*** INPUT FOR THIS TASK ***
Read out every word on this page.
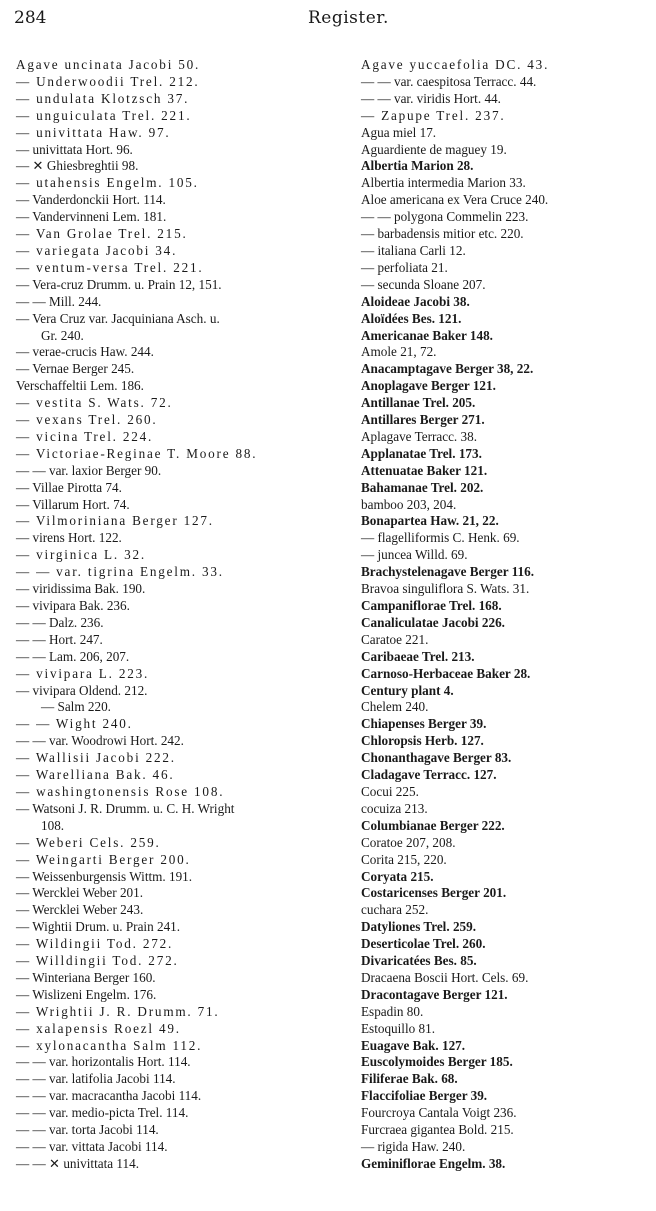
284	Register.
Agave uncinata Jacobi 50.
— Underwoodii Trel. 212.
— undulata Klotzsch 37.
— unguiculata Trel. 221.
— univittata Haw. 97.
— univittata Hort. 96.
— ✕ Ghiesbreghtii 98.
— utahensis Engelm. 105.
— Vanderdonckii Hort. 114.
— Vandervinneni Lem. 181.
— Van Grolae Trel. 215.
— variegata Jacobi 34.
— ventum-versa Trel. 221.
— Vera-cruz Drumm. u. Prain 12, 151.
— — Mill. 244.
— Vera Cruz var. Jacquiniana Asch. u.
Gr. 240.
— verae-crucis Haw. 244.
— Vernae Berger 245.
Verschaffeltii Lem. 186.
— vestita S. Wats. 72.
— vexans Trel. 260.
— vicina Trel. 224.
— Victoriae-Reginae T. Moore 88.
— — var. laxior Berger 90.
— Villae Pirotta 74.
— Villarum Hort. 74.
— Vilmoriniana Berger 127.
— virens Hort. 122.
— virginica L. 32.
— — var. tigrina Engelm. 33.
— viridissima Bak. 190.
— vivipara Bak. 236.
— — Dalz. 236.
— — Hort. 247.
— — Lam. 206, 207.
— vivipara L. 223.
— vivipara Oldend. 212.
— Salm 220.
— — Wight 240.
— — var. Woodrowi Hort. 242.
— Wallisii Jacobi 222.
— Warelliana Bak. 46.
— washingtonensis Rose 108.
— Watsoni J. R. Drumm. u. C. H. Wright
108.
— Weberi Cels. 259.
— Weingarti Berger 200.
— Weissenburgensis Wittm. 191.
— Wercklei Weber 201.
— Werckleі Weber 243.
— Wightii Drum. u. Prain 241.
— Wildingii Tod. 272.
— Willdingii Tod. 272.
— Winteriana Berger 160.
— Wislizeni Engelm. 176.
— Wrightii J. R. Drumm. 71.
— xalapensis Roezl 49.
— xylonacantha Salm 112.
— — var. horizontalis Hort. 114.
— — var. latifolia Jacobi 114.
— — var. macracantha Jacobi 114.
— — var. medio-picta Trel. 114.
— — var. torta Jacobi 114.
— — var. vittata Jacobi 114.
— — ✕ univittata 114.
Agave yuccaefolia DC. 43.
— — var. caespitosa Terracc. 44.
— — var. viridis Hort. 44.
— Zapupe Trel. 237.
Agua miel 17.
Aguardiente de maguey 19.
Albertia Marion 28.
Albertia intermedia Marion 33.
Aloe americana ex Vera Cruce 240.
— — polygona Commelin 223.
— barbadensis mitior etc. 220.
— italiana Carli 12.
— perfoliata 21.
— secunda Sloane 207.
Aloideae Jacobi 38.
Aloïdées Bes. 121.
Americanae Baker 148.
Amole 21, 72.
Anacamptagave Berger 38, 22.
Anoplagave Berger 121.
Antillanae Trel. 205.
Antillares Berger 271.
Aplagave Terracc. 38.
Applanatae Trel. 173.
Attenuatae Baker 121.
Bahamanae Trel. 202.
bamboo 203, 204.
Bonapartea Haw. 21, 22.
— flagelliformis C. Henk. 69.
— juncea Willd. 69.
Brachystelenagave Berger 116.
Bravoa singuliflora S. Wats. 31.
Campaniflorae Trel. 168.
Canaliculatae Jacobi 226.
Caratoe 221.
Caribaeae Trel. 213.
Carnoso-Herbaceae Baker 28.
Century plant 4.
Chelem 240.
Chiapenses Berger 39.
Chloropsis Herb. 127.
Chonanthagave Berger 83.
Cladagave Terracc. 127.
Cocui 225.
cocuiza 213.
Columbianae Berger 222.
Coratoe 207, 208.
Corita 215, 220.
Coryata 215.
Costaricenses Berger 201.
cuchara 252.
Datyliones Trel. 259.
Deserticolae Trel. 260.
Divaricatées Bes. 85.
Dracaena Boscii Hort. Cels. 69.
Dracontagave Berger 121.
Espadin 80.
Estoquillo 81.
Euagave Bak. 127.
Euscolymoides Berger 185.
Filiferae Bak. 68.
Flaccifoliae Berger 39.
Fourcroya Cantala Voigt 236.
Furcraea gigantea Bold. 215.
— rigida Haw. 240.
Geminiflorae Engelm. 38.
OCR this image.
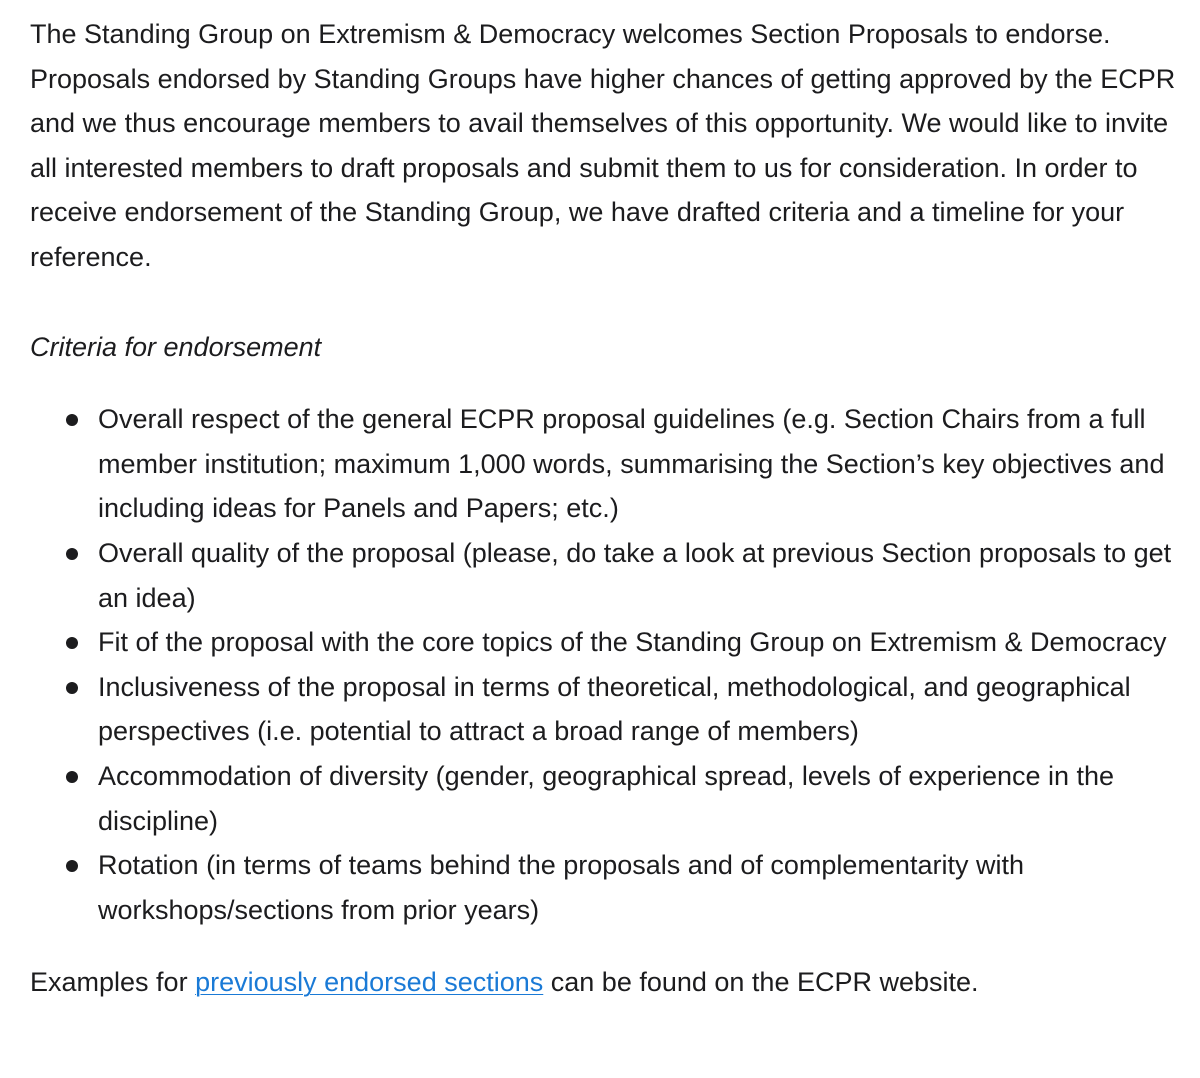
The Standing Group on Extremism & Democracy welcomes Section Proposals to endorse. Proposals endorsed by Standing Groups have higher chances of getting approved by the ECPR and we thus encourage members to avail themselves of this opportunity. We would like to invite all interested members to draft proposals and submit them to us for consideration. In order to receive endorsement of the Standing Group, we have drafted criteria and a timeline for your reference.

Criteria for endorsement

Overall respect of the general ECPR proposal guidelines (e.g. Section Chairs from a full member institution; maximum 1,000 words, summarising the Section’s key objectives and including ideas for Panels and Papers; etc.)
Overall quality of the proposal (please, do take a look at previous Section proposals to get an idea)
Fit of the proposal with the core topics of the Standing Group on Extremism & Democracy
Inclusiveness of the proposal in terms of theoretical, methodological, and geographical perspectives (i.e. potential to attract a broad range of members)
Accommodation of diversity (gender, geographical spread, levels of experience in the discipline)
Rotation (in terms of teams behind the proposals and of complementarity with workshops/sections from prior years)

Examples for previously endorsed sections can be found on the ECPR website.
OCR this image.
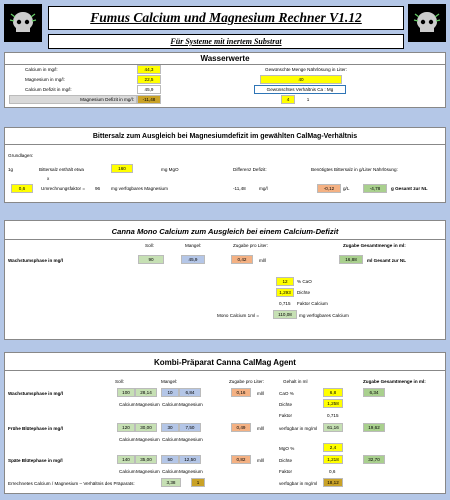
Fumus Calcium und Magnesium Rechner V1.12
Für Systeme mit inertem Substrat
Wasserwerte
Calcium in mg/l:	44,3
Magnesium in mg/l:	22,5
Calcium Defizit in mg/l:	45,9
Magnesium Defizit in mg/l:	-11,48
Gewünschte Menge Nährlösung in Liter:
40
Gewünschtes Verhältnis Ca : Mg
4	1
Bittersalz zum Ausgleich bei Magnesiumdefizit im gewählten CalMag-Verhältnis
Grundlagen:
1g	Bittersalz enthält etwa	160	mg MgO
x
Differenz Defizit:	Benötigtes Bittersalz in g/Liter Nährlösung:
0,6	Umrechnungsfaktor = 96 mg verfügbares Magnesium	-11,48	mg/l	-0,12	g/L	-4,78	g Gesamt zur NL
Canna Mono Calcium zum Ausgleich bei einem Calcium-Defizit
Soll:	Mangel:	Zugabe pro Liter:	Zugabe Gesamtmenge in ml:
Wachstumsphase in mg/l	90	45,9	0,42	ml/l	16,88	ml Gesamt zur NL
12	% CaO
1,293	Dichte
0,715 Faktor Calcium
Mono Calcium 1ml =	110,08	mg verfügbares Calcium
Kombi-Präparat Canna CalMag Agent
Soll:	Mangel:	Zugabe pro Liter:	Gehalt in ml	Zugabe Gesamtmenge in ml:
Wachstumsphase in mg/l	100	28,14	10	6,84	0,16	ml/l	CaO %	6,8	6,34
Calcium Magnesium Calcium Magnesium	Dichte	1,258
Faktor	0,715
Frühe Blütephase in mg/l	120	30,00	30	7,50	0,49	ml/l	verfügbar in mg/ml	61,16	19,62
Calcium Magnesium Calcium Magnesium
MgO %	2,4
Späte Blütephase in mg/l	140	35,00	50	12,50	0,82	ml/l	Dichte	1,218	32,70
Calcium Magnesium Calcium Magnesium	Faktor	0,6
Errechnetes Calcium / Magnesium – Verhältnis des Präparats:	3,38	1	verfügbar in mg/ml	18,12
***
**GOAL OF THE EXERCISE**
Look above for every line with the word "Liter" and copy it.

**SOLUTION BELOW**
Gewünschte Menge Nährlösung in Liter:
Differenz Defizit:	Benötigtes Bittersalz in g/Liter Nährlösung:
Soll:	Mangel:	Zugabe pro Liter:	Zugabe Gesamtmenge in ml:
Soll:	Mangel:	Zugabe pro Liter:	Gehalt in ml	Zugabe Gesamtmenge in ml:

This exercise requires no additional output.